→ STATED GOAL: Give the data a second time, exactly and in full.

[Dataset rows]
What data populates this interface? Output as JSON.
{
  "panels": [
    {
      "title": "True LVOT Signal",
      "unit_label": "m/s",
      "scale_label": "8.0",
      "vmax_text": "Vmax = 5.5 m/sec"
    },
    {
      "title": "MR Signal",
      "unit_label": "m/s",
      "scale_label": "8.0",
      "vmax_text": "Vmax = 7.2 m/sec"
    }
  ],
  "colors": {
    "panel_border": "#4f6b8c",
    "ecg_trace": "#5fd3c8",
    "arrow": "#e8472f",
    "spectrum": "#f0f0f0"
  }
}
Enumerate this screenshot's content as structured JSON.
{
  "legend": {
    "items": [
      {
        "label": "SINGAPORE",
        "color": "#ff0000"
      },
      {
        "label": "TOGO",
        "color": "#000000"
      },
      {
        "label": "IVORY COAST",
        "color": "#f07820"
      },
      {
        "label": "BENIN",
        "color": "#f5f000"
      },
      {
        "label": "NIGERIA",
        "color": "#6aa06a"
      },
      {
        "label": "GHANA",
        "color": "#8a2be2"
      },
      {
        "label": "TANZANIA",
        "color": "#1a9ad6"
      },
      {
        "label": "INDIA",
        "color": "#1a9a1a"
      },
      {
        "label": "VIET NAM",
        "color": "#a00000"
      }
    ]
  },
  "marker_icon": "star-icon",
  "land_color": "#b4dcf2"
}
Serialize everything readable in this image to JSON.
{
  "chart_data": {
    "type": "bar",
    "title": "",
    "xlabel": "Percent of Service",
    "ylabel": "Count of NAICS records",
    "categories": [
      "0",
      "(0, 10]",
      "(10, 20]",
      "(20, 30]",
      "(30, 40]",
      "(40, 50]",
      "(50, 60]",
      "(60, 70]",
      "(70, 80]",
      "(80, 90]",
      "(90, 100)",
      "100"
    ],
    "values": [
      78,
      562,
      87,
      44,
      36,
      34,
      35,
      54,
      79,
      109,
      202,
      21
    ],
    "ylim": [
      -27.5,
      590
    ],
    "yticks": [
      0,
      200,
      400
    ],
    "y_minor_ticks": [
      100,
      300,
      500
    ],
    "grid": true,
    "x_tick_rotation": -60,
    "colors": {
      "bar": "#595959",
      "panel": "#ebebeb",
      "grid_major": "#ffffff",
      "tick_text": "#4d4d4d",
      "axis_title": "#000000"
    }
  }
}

→ OUTPUT BELOW:
What data populates this interface? Output as JSON.
{
  "panels": [
    {
      "title": "True LVOT Signal",
      "unit_label": "m/s",
      "scale_label": "8.0",
      "vmax_text": "Vmax = 5.5 m/sec"
    },
    {
      "title": "MR Signal",
      "unit_label": "m/s",
      "scale_label": "8.0",
      "vmax_text": "Vmax = 7.2 m/sec"
    }
  ],
  "colors": {
    "panel_border": "#4f6b8c",
    "ecg_trace": "#5fd3c8",
    "arrow": "#e8472f",
    "spectrum": "#f0f0f0"
  }
}
Enumerate this screenshot's content as structured JSON.
{
  "legend": {
    "items": [
      {
        "label": "SINGAPORE",
        "color": "#ff0000"
      },
      {
        "label": "TOGO",
        "color": "#000000"
      },
      {
        "label": "IVORY COAST",
        "color": "#f07820"
      },
      {
        "label": "BENIN",
        "color": "#f5f000"
      },
      {
        "label": "NIGERIA",
        "color": "#6aa06a"
      },
      {
        "label": "GHANA",
        "color": "#8a2be2"
      },
      {
        "label": "TANZANIA",
        "color": "#1a9ad6"
      },
      {
        "label": "INDIA",
        "color": "#1a9a1a"
      },
      {
        "label": "VIET NAM",
        "color": "#a00000"
      }
    ]
  },
  "marker_icon": "star-icon",
  "land_color": "#b4dcf2"
}
Serialize everything readable in this image to JSON.
{
  "chart_data": {
    "type": "bar",
    "title": "",
    "xlabel": "Percent of Service",
    "ylabel": "Count of NAICS records",
    "categories": [
      "0",
      "(0, 10]",
      "(10, 20]",
      "(20, 30]",
      "(30, 40]",
      "(40, 50]",
      "(50, 60]",
      "(60, 70]",
      "(70, 80]",
      "(80, 90]",
      "(90, 100)",
      "100"
    ],
    "values": [
      78,
      562,
      87,
      44,
      36,
      34,
      35,
      54,
      79,
      109,
      202,
      21
    ],
    "ylim": [
      -27.5,
      590
    ],
    "yticks": [
      0,
      200,
      400
    ],
    "y_minor_ticks": [
      100,
      300,
      500
    ],
    "grid": true,
    "x_tick_rotation": -60,
    "colors": {
      "bar": "#595959",
      "panel": "#ebebeb",
      "grid_major": "#ffffff",
      "tick_text": "#4d4d4d",
      "axis_title": "#000000"
    }
  }
}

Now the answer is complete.